## What is needed
Determine the number of lines where "本协议生效后" occurs and reply with that number by itself.

## Extracted data

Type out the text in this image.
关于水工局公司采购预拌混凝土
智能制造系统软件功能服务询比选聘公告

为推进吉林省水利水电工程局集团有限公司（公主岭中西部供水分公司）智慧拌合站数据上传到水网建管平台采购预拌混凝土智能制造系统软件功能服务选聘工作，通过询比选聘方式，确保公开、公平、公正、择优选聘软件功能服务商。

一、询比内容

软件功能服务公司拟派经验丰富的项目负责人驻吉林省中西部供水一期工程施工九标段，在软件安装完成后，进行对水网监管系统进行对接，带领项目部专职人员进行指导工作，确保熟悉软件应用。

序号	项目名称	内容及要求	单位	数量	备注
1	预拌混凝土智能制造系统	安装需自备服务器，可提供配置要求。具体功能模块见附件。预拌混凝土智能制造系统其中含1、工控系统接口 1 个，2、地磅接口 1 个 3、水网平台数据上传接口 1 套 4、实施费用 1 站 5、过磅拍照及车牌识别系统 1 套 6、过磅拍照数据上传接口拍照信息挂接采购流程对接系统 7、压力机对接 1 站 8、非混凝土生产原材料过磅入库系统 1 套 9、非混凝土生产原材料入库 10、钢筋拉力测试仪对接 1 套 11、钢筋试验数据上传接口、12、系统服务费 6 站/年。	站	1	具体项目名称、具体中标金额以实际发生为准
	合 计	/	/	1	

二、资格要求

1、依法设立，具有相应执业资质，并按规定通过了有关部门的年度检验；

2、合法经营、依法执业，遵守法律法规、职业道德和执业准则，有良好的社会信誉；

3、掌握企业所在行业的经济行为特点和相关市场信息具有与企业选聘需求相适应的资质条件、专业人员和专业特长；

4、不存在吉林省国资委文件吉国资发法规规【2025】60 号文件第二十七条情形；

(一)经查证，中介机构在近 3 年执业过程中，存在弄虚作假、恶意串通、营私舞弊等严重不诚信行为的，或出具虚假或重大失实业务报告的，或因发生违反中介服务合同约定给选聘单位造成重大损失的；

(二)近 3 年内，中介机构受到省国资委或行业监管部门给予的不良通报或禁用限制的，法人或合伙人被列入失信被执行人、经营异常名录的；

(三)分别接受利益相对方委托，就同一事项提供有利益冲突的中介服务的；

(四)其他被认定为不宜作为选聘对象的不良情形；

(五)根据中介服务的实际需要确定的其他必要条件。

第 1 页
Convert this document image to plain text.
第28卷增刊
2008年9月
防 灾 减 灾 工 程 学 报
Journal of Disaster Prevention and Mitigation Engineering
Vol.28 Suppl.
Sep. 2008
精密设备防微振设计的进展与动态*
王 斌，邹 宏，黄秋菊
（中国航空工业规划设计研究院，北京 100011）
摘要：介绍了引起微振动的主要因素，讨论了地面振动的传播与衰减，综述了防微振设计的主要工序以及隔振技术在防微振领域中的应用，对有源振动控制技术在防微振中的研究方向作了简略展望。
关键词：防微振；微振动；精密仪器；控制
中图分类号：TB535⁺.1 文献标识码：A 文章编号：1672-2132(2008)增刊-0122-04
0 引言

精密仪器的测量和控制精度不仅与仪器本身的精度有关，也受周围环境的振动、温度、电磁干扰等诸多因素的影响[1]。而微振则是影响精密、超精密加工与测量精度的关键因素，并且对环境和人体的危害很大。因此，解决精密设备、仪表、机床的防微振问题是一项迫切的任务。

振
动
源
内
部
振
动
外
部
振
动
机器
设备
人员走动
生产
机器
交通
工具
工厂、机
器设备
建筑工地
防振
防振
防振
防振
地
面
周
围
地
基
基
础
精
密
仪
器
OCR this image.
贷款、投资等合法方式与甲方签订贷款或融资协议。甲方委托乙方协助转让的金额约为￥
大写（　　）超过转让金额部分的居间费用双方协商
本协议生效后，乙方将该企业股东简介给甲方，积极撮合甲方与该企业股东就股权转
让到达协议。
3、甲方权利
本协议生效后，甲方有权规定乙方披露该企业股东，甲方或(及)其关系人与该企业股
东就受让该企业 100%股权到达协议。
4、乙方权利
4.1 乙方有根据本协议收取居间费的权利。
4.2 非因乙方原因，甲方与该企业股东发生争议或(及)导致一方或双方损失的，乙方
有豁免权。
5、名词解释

## The answer
2